Prompt:
Comb through the entries for "text" and pull out each line that holds it.

── Rows

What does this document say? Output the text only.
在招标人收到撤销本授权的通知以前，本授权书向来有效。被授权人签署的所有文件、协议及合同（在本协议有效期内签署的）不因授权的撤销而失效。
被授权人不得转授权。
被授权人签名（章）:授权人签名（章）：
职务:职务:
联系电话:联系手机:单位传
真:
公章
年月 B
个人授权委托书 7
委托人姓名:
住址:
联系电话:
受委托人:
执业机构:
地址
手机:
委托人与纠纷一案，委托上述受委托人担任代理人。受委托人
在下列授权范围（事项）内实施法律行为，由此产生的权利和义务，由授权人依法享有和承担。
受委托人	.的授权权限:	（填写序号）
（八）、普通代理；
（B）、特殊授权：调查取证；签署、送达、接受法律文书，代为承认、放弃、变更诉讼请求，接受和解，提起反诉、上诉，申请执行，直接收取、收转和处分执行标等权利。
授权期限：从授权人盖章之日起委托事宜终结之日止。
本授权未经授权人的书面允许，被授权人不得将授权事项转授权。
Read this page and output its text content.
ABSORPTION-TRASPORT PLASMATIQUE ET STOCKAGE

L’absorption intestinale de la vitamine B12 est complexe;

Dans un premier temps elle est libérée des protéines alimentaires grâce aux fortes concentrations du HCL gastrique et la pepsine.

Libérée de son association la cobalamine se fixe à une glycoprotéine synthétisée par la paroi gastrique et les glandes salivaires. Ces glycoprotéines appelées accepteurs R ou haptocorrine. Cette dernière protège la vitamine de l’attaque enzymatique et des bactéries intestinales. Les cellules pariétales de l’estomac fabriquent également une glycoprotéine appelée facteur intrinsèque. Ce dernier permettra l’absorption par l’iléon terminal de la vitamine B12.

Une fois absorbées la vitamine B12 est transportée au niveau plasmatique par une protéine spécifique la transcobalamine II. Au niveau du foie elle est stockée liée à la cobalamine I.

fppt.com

────

Reply:
What does this document say? Output the text only.
Read this page and output its text content.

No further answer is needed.